§ **AZIONI RICHIESTE**
A: Riassumi in due frasi il paragrafo del comunicato sull'Arcomagno che comincia con «Prima della fine dell’anno».
B: Secondo il comunicato sull'Arcomagno, fino a quale giorno si potrà visitare l'Arcomagno tutti i giorni?
C: Traduci in inglese questa frase del comunicato sull'Arcomagno: «Senza di loro sarebbe stato impossibile restituire all’Arcomagno il suo originale splendore.»

§ **BRANO**
CALABRIA. ARCOMAGNO DI SAN NICOLA ARCELLA. FINO ALL’UNDICI SETTEMBRE CONTINUANO LE VISITE POI SOLO SU “PRENOTAZIONE”
Riceviamo e pubblichiamo il comunicato stampa del sindaco di San Nicola Arcella, Eugenio Madeo
Sarà possibile continuare a visitare l’Arcomagno tutti i giorni, fino a domenica 11 settembre prossimo. Per gli altri periodi dell’anno, speriamo di poter organizzare un sistema di prenotazioni, in modo da poter effettuare visite guidate e controllate anche al di fuori della stagione balneare.
Mi sento in dovere di ringraziare pubblicamente, innanzitutto, la stragrande maggioranza dei visitatori per il loro comportamento civile e rispettoso delle norme, e quei ragazzi della Società “Professione Servizi” che, dopo aver avviato le procedure di gara nel mese di febbraio scorso, tutte andate regolarmente deserte, hanno avuto il coraggio e la forza , di prestare il servizio di vigilanza, controllo e pulizia del percorso e della spiaggetta dell’Arcomagno, per impedire che quel sito di eccezionale bellezza continuasse ad essere luogo di scempio e di bivacco, contravvenendo a tutte le ordinanze emesse dal 2001 in poi, che ne impedivano l’accesso.
Lo hanno fatto senza cedere alle pressioni, alle violenze ed alle minacce di ogni genere da parte di coloro che erano abituati a frequentare quel sito in sfregio a tutte le regole di rispetto di un ambiente naturale, che richiede invece tutela e protezione. Senza di loro sarebbe stato impossibile restituire all’Arcomagno il suo originale splendore.
Prima della fine dell’anno saranno avviate le procedure di gara per la gestione del sito per la prossima stagione turistica, con l’augurio che non vadano nuovamente deserte, ma vedano la più ampia partecipazione da parte di società ed associazioni ambientaliste e di volontariato, con l’impegno che il ticket sarà abolito, se ci sarà chi ci fornirà gratuitamente il servizio.

§ **SEZIONE DATI**
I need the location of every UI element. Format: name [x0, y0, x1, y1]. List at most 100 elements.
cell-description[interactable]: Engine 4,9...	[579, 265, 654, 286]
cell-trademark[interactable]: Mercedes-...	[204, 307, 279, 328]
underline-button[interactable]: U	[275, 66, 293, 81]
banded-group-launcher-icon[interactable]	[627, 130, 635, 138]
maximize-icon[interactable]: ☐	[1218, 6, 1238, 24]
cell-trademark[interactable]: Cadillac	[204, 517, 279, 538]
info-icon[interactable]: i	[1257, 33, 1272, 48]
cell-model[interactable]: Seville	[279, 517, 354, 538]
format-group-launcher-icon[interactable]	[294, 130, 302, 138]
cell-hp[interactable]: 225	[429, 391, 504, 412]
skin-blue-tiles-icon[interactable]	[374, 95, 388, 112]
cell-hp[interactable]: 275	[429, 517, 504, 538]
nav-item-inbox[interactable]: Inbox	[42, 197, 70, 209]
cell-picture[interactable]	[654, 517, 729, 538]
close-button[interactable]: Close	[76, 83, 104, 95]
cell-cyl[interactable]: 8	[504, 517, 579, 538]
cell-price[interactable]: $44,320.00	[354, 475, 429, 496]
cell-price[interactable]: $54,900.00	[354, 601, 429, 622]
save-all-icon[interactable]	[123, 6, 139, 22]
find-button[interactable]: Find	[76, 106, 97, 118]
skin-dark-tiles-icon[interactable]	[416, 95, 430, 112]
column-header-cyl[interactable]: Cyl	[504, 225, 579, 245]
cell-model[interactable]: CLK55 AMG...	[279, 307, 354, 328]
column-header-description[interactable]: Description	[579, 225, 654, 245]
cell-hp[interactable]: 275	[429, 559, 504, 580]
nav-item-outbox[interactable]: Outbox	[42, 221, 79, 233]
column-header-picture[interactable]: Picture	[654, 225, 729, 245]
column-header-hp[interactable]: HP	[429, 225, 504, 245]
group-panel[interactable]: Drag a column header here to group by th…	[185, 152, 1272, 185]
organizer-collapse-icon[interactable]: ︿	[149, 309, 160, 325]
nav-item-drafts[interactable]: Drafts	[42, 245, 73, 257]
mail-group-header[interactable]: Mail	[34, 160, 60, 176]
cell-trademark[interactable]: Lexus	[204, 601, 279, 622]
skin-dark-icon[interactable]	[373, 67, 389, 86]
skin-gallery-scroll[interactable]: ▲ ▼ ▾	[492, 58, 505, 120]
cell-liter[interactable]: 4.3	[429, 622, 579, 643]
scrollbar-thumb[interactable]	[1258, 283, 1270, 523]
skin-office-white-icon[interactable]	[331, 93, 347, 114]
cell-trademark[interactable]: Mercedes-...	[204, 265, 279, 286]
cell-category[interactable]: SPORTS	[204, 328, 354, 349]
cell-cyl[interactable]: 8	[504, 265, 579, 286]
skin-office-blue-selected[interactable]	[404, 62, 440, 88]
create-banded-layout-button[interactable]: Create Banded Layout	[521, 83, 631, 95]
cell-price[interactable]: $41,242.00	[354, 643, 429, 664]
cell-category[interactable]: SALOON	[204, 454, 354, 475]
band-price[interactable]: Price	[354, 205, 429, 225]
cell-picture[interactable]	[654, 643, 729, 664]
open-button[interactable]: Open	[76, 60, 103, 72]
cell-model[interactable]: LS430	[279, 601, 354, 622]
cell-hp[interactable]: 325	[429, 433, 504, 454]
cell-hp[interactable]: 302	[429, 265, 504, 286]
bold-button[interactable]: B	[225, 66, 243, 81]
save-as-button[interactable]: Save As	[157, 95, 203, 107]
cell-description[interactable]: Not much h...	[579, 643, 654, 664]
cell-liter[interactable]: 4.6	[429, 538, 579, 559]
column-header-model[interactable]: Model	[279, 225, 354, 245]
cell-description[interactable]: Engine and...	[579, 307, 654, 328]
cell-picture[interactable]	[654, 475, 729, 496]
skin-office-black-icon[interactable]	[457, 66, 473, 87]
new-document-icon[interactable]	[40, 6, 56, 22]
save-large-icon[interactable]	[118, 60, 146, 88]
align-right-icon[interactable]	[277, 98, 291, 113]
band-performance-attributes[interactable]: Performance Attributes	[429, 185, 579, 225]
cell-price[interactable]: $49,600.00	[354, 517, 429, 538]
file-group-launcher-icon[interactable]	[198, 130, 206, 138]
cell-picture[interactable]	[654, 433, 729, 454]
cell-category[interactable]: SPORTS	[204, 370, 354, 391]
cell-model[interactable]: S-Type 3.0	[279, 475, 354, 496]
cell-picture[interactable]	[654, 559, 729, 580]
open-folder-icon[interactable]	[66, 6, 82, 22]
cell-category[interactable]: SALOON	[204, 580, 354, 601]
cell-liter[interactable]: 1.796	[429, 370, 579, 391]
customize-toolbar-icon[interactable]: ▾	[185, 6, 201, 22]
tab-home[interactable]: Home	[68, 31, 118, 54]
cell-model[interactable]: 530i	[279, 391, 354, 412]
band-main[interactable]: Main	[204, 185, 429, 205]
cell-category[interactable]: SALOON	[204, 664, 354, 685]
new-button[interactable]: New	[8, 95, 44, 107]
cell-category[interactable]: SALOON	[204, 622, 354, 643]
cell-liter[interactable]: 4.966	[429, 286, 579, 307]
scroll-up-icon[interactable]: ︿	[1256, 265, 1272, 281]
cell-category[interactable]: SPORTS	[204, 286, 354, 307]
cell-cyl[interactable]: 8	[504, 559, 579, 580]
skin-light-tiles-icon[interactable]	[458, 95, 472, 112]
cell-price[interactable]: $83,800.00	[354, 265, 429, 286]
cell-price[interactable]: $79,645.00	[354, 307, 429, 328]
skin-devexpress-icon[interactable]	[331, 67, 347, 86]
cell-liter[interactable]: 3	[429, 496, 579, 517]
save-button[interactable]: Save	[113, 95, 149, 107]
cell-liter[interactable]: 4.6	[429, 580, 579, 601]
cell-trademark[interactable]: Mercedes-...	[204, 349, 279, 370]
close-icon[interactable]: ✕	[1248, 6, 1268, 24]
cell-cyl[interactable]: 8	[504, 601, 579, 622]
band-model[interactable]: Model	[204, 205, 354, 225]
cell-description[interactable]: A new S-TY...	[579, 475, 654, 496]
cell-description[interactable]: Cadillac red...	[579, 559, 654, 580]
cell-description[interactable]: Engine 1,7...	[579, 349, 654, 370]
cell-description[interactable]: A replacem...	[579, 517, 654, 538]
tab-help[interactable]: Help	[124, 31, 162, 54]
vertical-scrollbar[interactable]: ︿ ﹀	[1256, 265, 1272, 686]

§ **RISPOSTE PER NUMERO**
A: Entro la fine dell'anno partiranno le gare per la gestione del sito nella prossima stagione turistica, con l'augurio che non vadano deserte e vedano un'ampia partecipazione di società e associazioni ambientaliste e di volontariato. Il ticket sarà abolito se qualcuno fornirà il servizio gratuitamente.

B: Fino a domenica 11 settembre.

C: Without them, it would have been impossible to restore the Arcomagno to its original splendor.